Required task:
Output exactly, please, the lines of the records below from the one containing "Decode this image" through the final line.

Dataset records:
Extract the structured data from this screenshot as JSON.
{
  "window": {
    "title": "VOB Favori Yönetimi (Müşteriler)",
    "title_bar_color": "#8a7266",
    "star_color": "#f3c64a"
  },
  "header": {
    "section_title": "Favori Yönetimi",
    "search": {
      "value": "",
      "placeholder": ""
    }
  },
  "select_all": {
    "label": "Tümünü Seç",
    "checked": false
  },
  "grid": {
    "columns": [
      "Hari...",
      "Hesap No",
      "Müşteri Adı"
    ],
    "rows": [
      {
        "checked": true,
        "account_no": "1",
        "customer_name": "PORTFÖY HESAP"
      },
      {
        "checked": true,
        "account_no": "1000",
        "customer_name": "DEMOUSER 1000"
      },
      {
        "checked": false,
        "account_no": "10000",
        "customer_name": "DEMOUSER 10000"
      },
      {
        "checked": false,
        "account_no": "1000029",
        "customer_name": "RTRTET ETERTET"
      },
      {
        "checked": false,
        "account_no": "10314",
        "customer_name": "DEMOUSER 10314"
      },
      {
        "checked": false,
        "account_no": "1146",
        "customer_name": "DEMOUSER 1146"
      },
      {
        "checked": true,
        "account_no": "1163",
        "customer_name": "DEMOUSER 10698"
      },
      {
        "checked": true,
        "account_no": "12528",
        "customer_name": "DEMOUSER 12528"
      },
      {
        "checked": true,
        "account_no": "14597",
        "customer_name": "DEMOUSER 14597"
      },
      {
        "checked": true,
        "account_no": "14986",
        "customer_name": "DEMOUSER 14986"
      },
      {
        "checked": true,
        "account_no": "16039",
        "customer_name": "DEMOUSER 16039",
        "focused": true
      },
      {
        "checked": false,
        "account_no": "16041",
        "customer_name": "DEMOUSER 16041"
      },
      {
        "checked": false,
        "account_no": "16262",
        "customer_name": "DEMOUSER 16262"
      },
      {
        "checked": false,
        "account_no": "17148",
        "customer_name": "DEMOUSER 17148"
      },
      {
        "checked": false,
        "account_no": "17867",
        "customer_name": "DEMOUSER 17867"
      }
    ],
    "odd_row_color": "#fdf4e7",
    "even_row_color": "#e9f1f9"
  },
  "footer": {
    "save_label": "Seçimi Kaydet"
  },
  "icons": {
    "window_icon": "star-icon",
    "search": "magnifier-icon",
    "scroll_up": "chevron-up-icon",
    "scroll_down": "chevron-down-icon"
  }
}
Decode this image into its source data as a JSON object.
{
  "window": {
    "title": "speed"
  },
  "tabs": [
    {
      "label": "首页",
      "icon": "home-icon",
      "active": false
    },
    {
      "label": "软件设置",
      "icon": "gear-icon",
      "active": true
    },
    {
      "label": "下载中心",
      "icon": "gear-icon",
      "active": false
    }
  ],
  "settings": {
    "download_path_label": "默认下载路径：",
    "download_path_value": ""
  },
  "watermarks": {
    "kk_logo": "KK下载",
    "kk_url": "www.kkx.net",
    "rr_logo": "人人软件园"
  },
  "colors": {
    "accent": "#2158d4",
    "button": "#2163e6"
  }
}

Answer:
Decode this image into its source data as a JSON object.
{
  "window": {
    "title": "speed"
  },
  "tabs": [
    {
      "label": "首页",
      "icon": "home-icon",
      "active": false
    },
    {
      "label": "软件设置",
      "icon": "gear-icon",
      "active": true
    },
    {
      "label": "下载中心",
      "icon": "gear-icon",
      "active": false
    }
  ],
  "settings": {
    "download_path_label": "默认下载路径：",
    "download_path_value": ""
  },
  "watermarks": {
    "kk_logo": "KK下载",
    "kk_url": "www.kkx.net",
    "rr_logo": "人人软件园"
  },
  "colors": {
    "accent": "#2158d4",
    "button": "#2163e6"
  }
}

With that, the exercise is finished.